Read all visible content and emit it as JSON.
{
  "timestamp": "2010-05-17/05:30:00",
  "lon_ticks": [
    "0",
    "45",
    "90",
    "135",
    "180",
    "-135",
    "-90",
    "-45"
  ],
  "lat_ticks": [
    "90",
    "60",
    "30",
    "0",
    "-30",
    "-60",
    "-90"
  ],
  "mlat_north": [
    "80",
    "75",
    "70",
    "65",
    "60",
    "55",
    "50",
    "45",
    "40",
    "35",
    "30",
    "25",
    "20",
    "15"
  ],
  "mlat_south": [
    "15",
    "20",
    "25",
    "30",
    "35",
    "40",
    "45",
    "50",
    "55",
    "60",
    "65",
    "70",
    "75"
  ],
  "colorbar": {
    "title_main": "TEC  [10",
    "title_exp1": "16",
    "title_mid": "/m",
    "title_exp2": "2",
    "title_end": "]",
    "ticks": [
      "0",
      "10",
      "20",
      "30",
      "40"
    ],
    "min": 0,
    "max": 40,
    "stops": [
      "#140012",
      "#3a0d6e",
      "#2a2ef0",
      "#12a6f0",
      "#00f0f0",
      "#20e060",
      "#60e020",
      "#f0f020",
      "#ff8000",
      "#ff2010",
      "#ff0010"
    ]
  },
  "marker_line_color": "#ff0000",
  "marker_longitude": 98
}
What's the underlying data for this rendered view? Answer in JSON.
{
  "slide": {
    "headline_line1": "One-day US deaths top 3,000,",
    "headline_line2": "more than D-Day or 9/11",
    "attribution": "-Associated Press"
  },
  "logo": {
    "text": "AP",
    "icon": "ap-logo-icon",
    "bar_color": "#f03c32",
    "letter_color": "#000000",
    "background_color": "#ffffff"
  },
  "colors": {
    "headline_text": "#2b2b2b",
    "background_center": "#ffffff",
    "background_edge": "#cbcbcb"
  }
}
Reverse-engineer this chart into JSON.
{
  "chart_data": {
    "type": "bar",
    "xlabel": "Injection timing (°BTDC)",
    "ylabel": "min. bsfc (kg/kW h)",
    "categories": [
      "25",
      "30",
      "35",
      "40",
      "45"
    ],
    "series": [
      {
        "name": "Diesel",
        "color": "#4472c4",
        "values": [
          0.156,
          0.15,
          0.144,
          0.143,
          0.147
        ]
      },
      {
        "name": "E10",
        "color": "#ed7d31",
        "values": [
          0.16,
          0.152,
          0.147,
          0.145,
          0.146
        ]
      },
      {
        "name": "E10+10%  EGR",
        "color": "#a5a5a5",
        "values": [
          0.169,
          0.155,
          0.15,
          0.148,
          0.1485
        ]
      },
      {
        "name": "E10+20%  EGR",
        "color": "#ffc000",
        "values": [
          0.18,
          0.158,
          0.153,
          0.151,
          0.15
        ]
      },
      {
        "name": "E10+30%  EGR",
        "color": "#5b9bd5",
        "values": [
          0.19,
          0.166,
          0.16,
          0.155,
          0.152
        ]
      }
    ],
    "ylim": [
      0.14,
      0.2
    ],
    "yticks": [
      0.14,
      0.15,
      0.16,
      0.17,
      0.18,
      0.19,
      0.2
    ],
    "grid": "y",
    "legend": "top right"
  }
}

================================

Copy out each line of the data containing the string "ffffff".

    "background_color": "#ffffff"
    "background_center": "#ffffff",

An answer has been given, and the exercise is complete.